> [GIVEN DATA]:
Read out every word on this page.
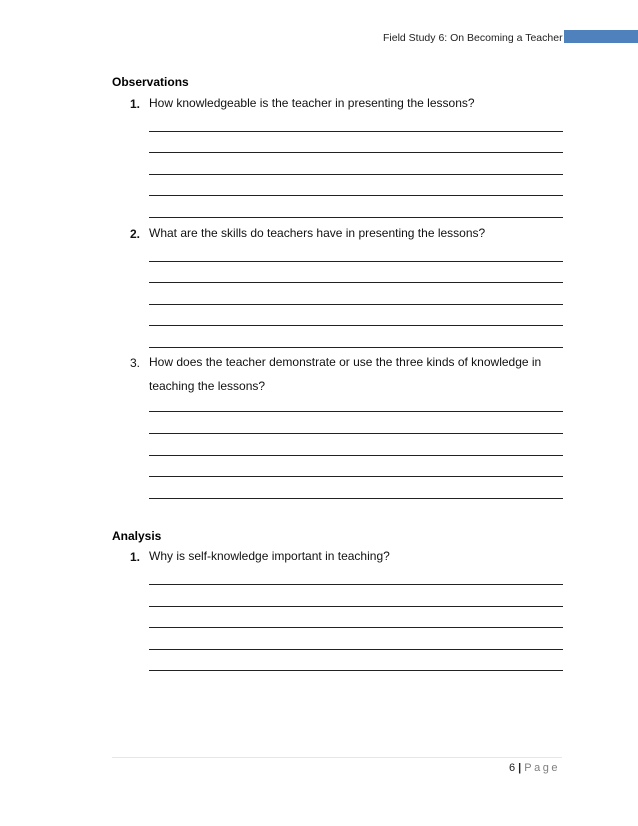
Field Study 6: On Becoming a Teacher
Observations
1. How knowledgeable is the teacher in presenting the lessons?
2. What are the skills do teachers have in presenting the lessons?
3. How does the teacher demonstrate or use the three kinds of knowledge in teaching the lessons?
Analysis
1. Why is self-knowledge important in teaching?
6 | Page
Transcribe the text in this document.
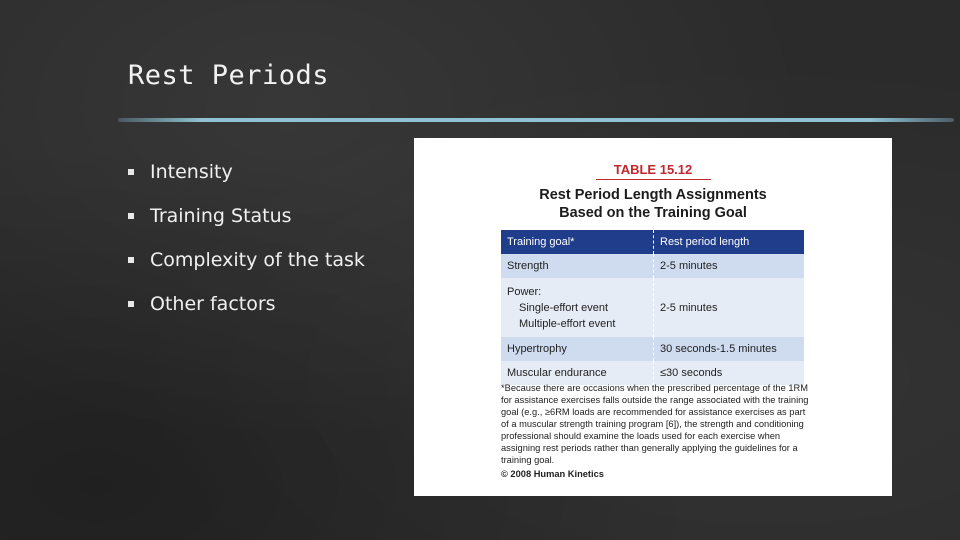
Rest Periods
Intensity
Training Status
Complexity of the task
Other factors
TABLE 15.12
Rest Period Length Assignments
Based on the Training Goal
Training goal*	Rest period length
Strength	2-5 minutes

Power:
Single-effort event
Multiple-effort event	2-5 minutes
Hypertrophy	30 seconds-1.5 minutes
Muscular endurance	≤30 seconds
*Because there are occasions when the prescribed percentage of the 1RM for assistance exercises falls outside the range associated with the training goal (e.g., ≥6RM loads are recommended for assistance exercises as part of a muscular strength training program [6]), the strength and conditioning professional should examine the loads used for each exercise when assigning rest periods rather than generally applying the guidelines for a training goal.
© 2008 Human Kinetics
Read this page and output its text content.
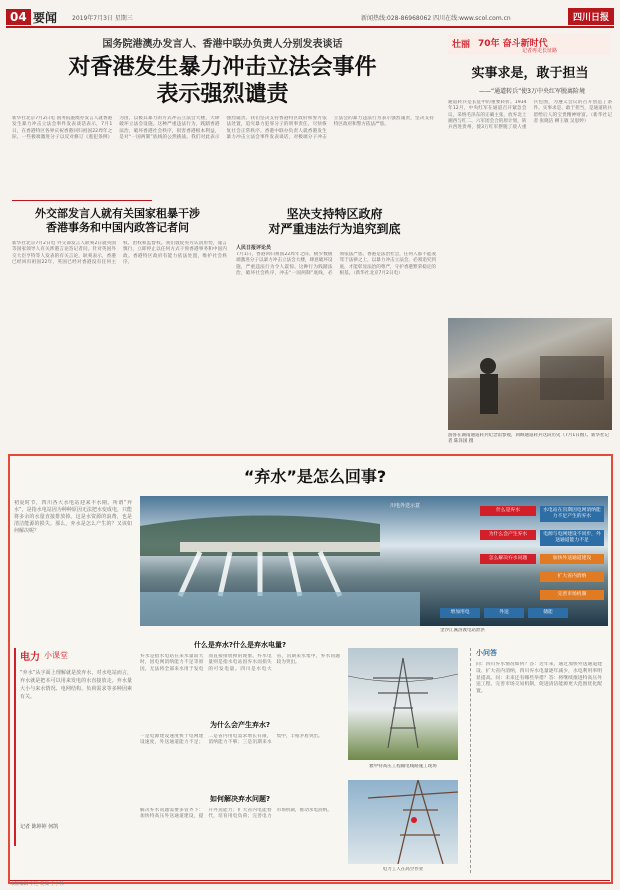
04 要闻 2019年7月3日 星期三	新闻热线:028-86968062 四川在线:www.scol.com.cn	四川日报
国务院港澳办发言人、香港中联办负责人分别发表谈话
对香港发生暴力冲击立法会事件
表示强烈谴责
新华社北京7月2日电 国务院港澳办发言人就香港发生暴力冲击立法会事件发表谈话表示，7月1日，在香港特区各界庆祝香港回归祖国22周年之际，一些极端激进分子以反对修订《逃犯条例》为由，以极其暴力的方式冲击立法会大楼，大肆破坏立法会设施。这种严重违法行为，践踏香港法治，破坏香港社会秩序，损害香港根本利益，是对“一国两制”底线的公然挑战。我们对此表示强烈谴责。我们坚决支持香港特区政府和警方依法处置，追究暴力犯罪分子的刑事责任，尽快恢复社会正常秩序。香港中联办负责人就香港发生暴力冲击立法会事件发表谈话，对极端分子冲击立法会的暴力违法行为表示强烈谴责，坚决支持特区政府和警方依法严惩。
外交部发言人就有关国家租暴干涉
香港事务和中国内政答记者问
新华社北京7月2日电 外交部发言人耿爽2日就英国等国家领导人有关涉港言论答记者问。针对英国外交大臣亨特等人发表的有关言论，耿爽表示，香港已经回归祖国22年，英国已经对香港没有任何主权、治权和监督权。我们敦促英方认清形势，谨言慎行，立即停止以任何方式干预香港事务和中国内政。香港特区政府有能力依法处置，维护社会秩序。
坚决支持特区政府
对严重违法行为追究到底
人民日报评论员
7月1日，香港回归祖国22周年之际，极少数极端激进分子以暴力冲击立法会大楼，肆意破坏设施，严重违法行为令人震惊。这种行为践踏法治，破坏社会秩序，冲击“一国两制”底线，必须依法严惩。香港是法治社会，任何人都不能凌驾于法律之上，以暴力冲击立法会，必须追究到底，才能彰显法治的尊严，守护香港繁荣稳定的根基。（新华社北京7月2日电）
壮丽 70年 奋斗新时代
记者再走长征路
实事求是，敢于担当
——“通道转兵”使3万中央红军脱离险境
通道转兵是长征中的重要转折。1934年12月，中央红军在通道召开紧急会议，采纳毛泽东的正确主张，放弃北上湘西与红二、六军团会合的原计划，转兵西进贵州，使3万红军摆脱了敌人重兵包围，为遵义会议的召开创造了条件。实事求是、敢于担当，是通道转兵留给后人的宝贵精神财富。（新华社记者 张晓洁 柳王敏 吴思婷）
游客在湖南通道转兵纪念馆参观，回顾通道转兵这段历史（7月1日摄）。新华社记者 陈泽国 摄
“弃水”是怎么回事?
初夏时节，四川各大水电站迎来丰水期。所谓“弃水”，是指水电站因为种种原因无法把水变成电，只能将多余的水量直接排放掉。这是水资源的浪费，也是清洁能源的损失。那么，弃水是怎么产生的？又该如何解决呢？
川电外送示意
什么是弃水	水电站在汛期因电网消纳能力不足产生的弃水
为什么会产生弃水	电源与电网建设不同步，外送通道能力不足
怎么解决弃水问题	加快外送通道建设
扩大省内消纳
完善市场机制
增加用电	外送	储能
金沙江溪洛渡电站泄洪
什么是弃水?什么是弃水电量?
弃水是指水电站在来水量较大时，因电网消纳能力不足等原因，无法将全部来水用于发电而直接排放掉的现象。弃水电量则是指水电站因弃水而损失的可发电量。四川是水电大省，汛期来水集中，弃水问题较为突出。
为什么会产生弃水?
一是电源建设速度快于电网建设速度，外送通道能力不足；二是省内用电需求增长有限，消纳能力不够；三是汛期来水集中，丰枯矛盾突出。
如何解决弃水问题?
解决弃水问题需要多管齐下：加快特高压外送通道建设，提升外送能力；扩大省内电能替代，培育用电负荷；完善电力市场机制，推动水电消纳。
雅中特高压工程输电线路施工现场
电力工人在高空作业
电力 小课堂
“弃水”从字面上理解就是放弃水，对水电站而言，弃水就是把本可以用来发电的水直接放走。弃水量大小与来水情况、电网结构、负荷需求等多种因素有关。
记者 陈婷婷 何凯
小问答
问：四川弃水情况如何？答：近年来，通过加快外送通道建设、扩大省内消纳，四川弃水电量逐年减少，水电利用率明显提高。问：未来还有哪些举措？答：将继续推进特高压外送工程，完善市场交易机制，促进清洁能源更大范围优化配置。
本版编辑 李艳 美编 王小林
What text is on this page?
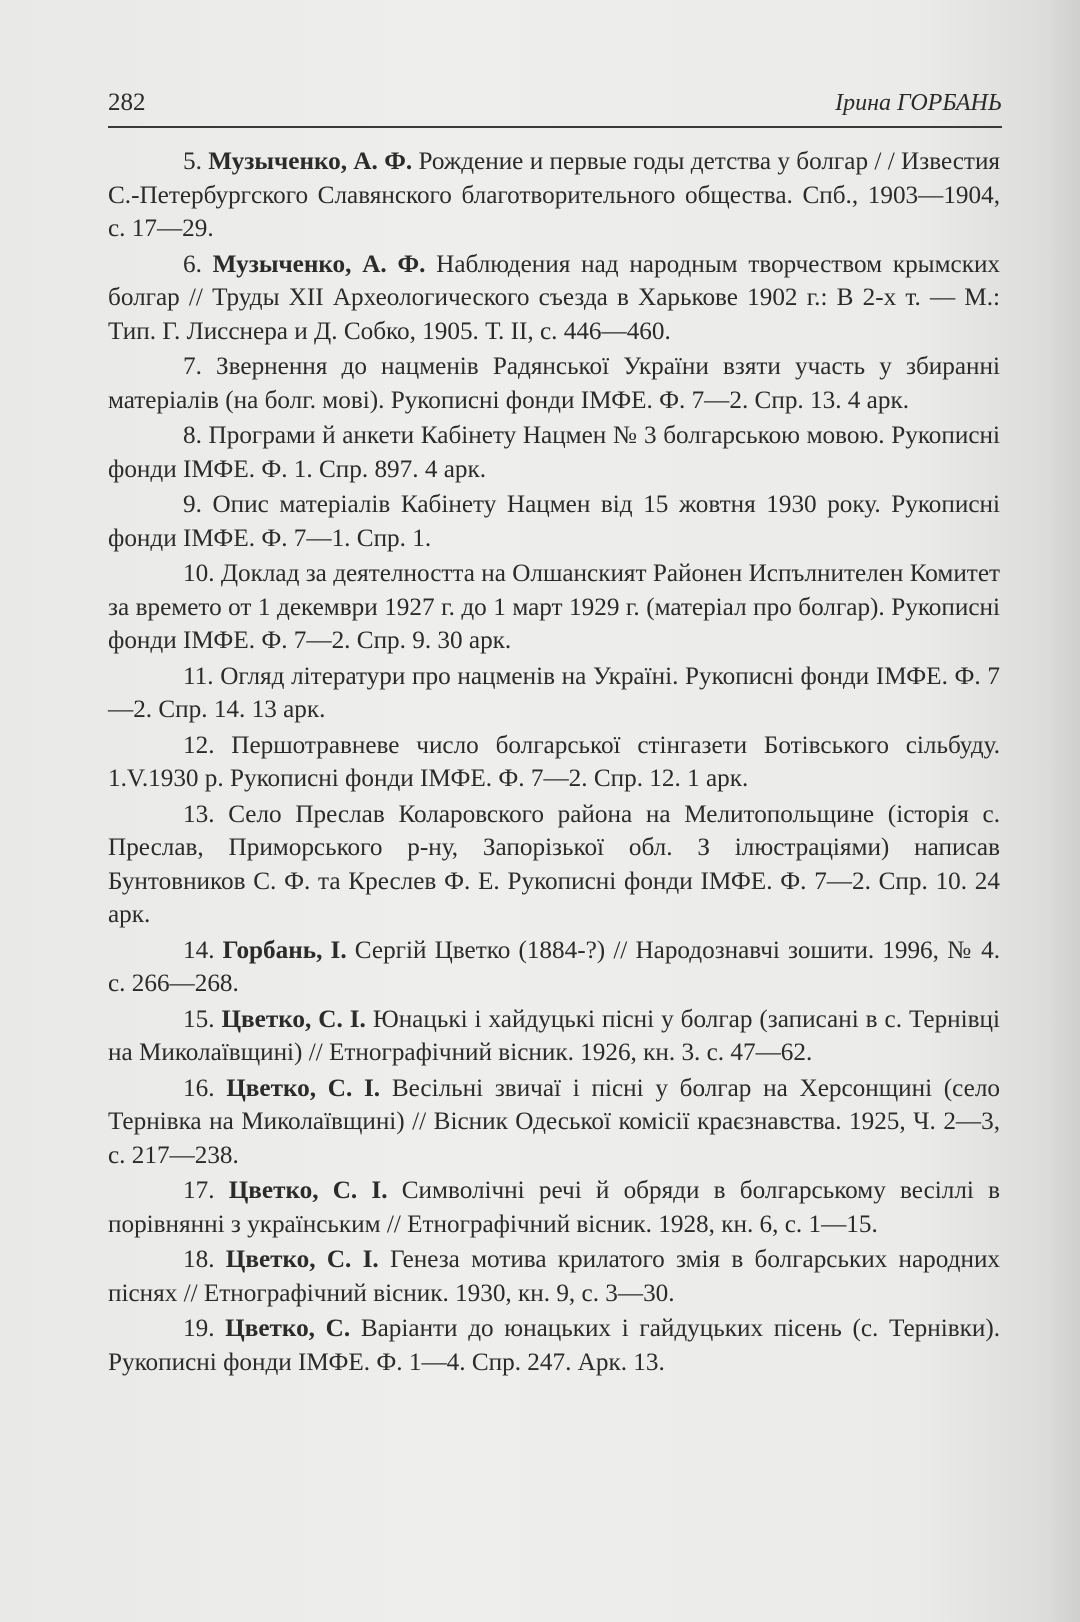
282	Ірина ГОРБАНЬ

5. Музыченко, А. Ф. Рождение и первые годы детства у болгар / / Известия С.-Петербургского Славянского благотворительного общества. Спб., 1903—1904, с. 17—29.

6. Музыченко, А. Ф. Наблюдения над народным творчеством крымских болгар // Труды XII Археологического съезда в Харькове 1902 г.: В 2-х т. — М.: Тип. Г. Лисснера и Д. Собко, 1905. Т. II, с. 446—460.

7. Звернення до нацменів Радянської України взяти участь у збиранні матеріалів (на болг. мові). Рукописні фонди ІМФЕ. Ф. 7—2. Спр. 13. 4 арк.

8. Програми й анкети Кабінету Нацмен № 3 болгарською мовою. Рукописні фонди ІМФЕ. Ф. 1. Спр. 897. 4 арк.

9. Опис матеріалів Кабінету Нацмен від 15 жовтня 1930 року. Рукописні фонди ІМФЕ. Ф. 7—1. Спр. 1.

10. Доклад за деятелността на Олшанският Районен Испълнителен Комитет за времето от 1 декември 1927 г. до 1 март 1929 г. (матеріал про болгар). Рукописні фонди ІМФЕ. Ф. 7—2. Спр. 9. 30 арк.

11. Огляд літератури про нацменів на Україні. Рукописні фонди ІМФЕ. Ф. 7—2. Спр. 14. 13 арк.

12. Першотравневе число болгарської стінгазети Ботівського сільбуду. 1.V.1930 р. Рукописні фонди ІМФЕ. Ф. 7—2. Спр. 12. 1 арк.

13. Село Преслав Коларовского района на Мелитопольщине (історія с. Преслав, Приморського р-ну, Запорізької обл. З ілюстраціями) написав Бунтовников С. Ф. та Креслев Ф. Е. Рукописні фонди ІМФЕ. Ф. 7—2. Спр. 10. 24 арк.

14. Горбань, І. Сергій Цветко (1884-?) // Народознавчі зошити. 1996, № 4. с. 266—268.

15. Цветко, С. І. Юнацькі і хайдуцькі пісні у болгар (записані в с. Тернівці на Миколаївщині) // Етнографічний вісник. 1926, кн. 3. с. 47—62.

16. Цветко, С. І. Весільні звичаї і пісні у болгар на Херсонщині (село Тернівка на Миколаївщині) // Вісник Одеської комісії краєзнавства. 1925, Ч. 2—3, с. 217—238.

17. Цветко, С. І. Символічні речі й обряди в болгарському весіллі в порівнянні з українським // Етнографічний вісник. 1928, кн. 6, с. 1—15.

18. Цветко, С. І. Генеза мотива крилатого змія в болгарських народних піснях // Етнографічний вісник. 1930, кн. 9, с. 3—30.

19. Цветко, С. Варіанти до юнацьких і гайдуцьких пісень (с. Тернівки). Рукописні фонди ІМФЕ. Ф. 1—4. Спр. 247. Арк. 13.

> [SHORT PROBLEM]:
Search the entries for "敢于担当" and copy out each line that has it.

> [RESPONSE BELOW]:
实事求是，敢于担当
通道转兵是长征中的重要转折。1934年12月，中央红军在通道召开紧急会议，采纳毛泽东的正确主张，放弃北上湘西与红二、六军团会合的原计划，转兵西进贵州，使3万红军摆脱了敌人重兵包围，为遵义会议的召开创造了条件。实事求是、敢于担当，是通道转兵留给后人的宝贵精神财富。（新华社记者 张晓洁 柳王敏 吴思婷）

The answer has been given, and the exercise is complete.